_PROBLEM REQUIREMENTS_: Using the entries that follow, count the lines containing the word "природных" and give that number by itself.
--- Start DATA SUPPLIED ---
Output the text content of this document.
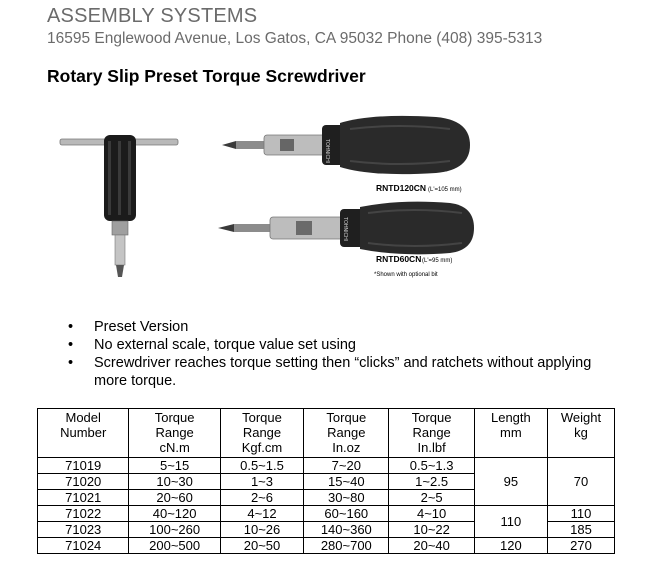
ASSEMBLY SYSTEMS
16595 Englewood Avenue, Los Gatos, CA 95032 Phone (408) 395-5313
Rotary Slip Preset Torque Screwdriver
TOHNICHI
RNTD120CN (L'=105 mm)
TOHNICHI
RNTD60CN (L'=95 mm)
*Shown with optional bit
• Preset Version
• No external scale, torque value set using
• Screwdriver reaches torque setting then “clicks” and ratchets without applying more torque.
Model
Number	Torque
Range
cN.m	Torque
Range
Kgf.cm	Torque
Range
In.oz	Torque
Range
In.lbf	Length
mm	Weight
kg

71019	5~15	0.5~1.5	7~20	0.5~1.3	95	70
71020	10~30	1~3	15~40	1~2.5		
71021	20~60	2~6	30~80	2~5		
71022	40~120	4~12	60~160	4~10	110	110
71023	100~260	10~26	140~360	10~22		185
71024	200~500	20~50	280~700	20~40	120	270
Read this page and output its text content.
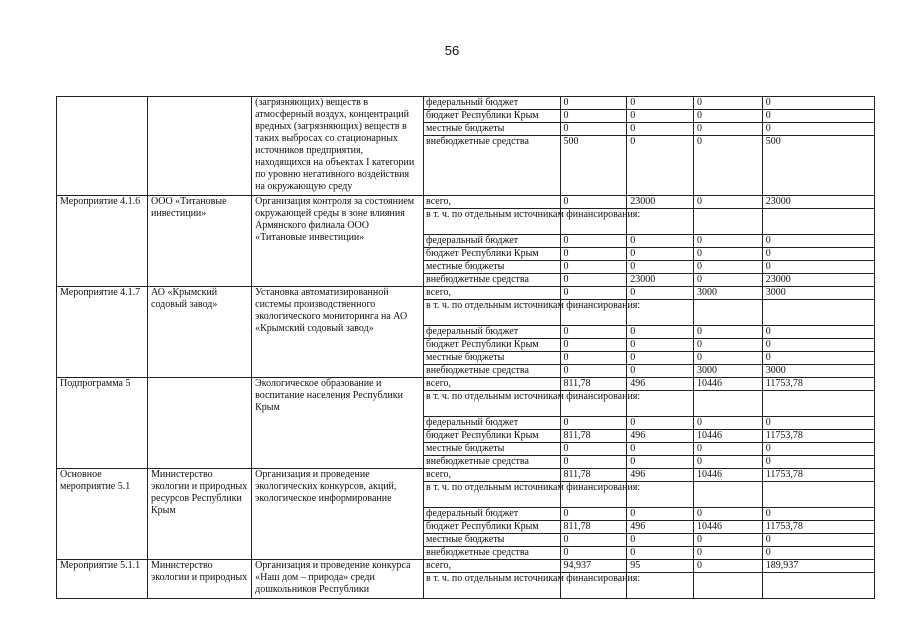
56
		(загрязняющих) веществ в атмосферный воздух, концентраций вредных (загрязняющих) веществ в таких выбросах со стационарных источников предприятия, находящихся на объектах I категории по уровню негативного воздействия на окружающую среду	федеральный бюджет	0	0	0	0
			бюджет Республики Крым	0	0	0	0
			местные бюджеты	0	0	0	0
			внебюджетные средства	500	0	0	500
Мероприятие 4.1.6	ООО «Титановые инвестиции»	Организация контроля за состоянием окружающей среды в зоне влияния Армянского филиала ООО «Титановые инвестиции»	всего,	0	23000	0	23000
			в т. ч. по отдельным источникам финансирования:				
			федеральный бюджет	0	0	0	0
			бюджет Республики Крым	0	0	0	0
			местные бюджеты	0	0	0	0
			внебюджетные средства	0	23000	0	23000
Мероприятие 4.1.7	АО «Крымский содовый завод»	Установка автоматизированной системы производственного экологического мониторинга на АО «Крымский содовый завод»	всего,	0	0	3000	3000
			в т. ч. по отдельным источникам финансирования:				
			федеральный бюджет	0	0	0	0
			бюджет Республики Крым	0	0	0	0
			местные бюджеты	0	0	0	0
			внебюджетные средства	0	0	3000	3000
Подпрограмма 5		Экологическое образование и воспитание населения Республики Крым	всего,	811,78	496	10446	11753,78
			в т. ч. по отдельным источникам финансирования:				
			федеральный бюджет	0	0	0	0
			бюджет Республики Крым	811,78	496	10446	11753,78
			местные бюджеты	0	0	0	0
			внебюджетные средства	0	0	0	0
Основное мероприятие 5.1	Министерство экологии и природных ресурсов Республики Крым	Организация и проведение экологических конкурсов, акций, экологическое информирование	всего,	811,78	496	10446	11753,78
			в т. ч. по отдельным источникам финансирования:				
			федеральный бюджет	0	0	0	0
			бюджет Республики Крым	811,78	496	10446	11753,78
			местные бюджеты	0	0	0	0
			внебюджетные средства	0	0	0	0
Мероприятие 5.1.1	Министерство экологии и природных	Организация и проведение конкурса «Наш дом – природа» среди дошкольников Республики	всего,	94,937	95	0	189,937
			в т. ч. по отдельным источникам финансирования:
--- End DATA SUPPLIED ---
_RESULT BELOW_: 2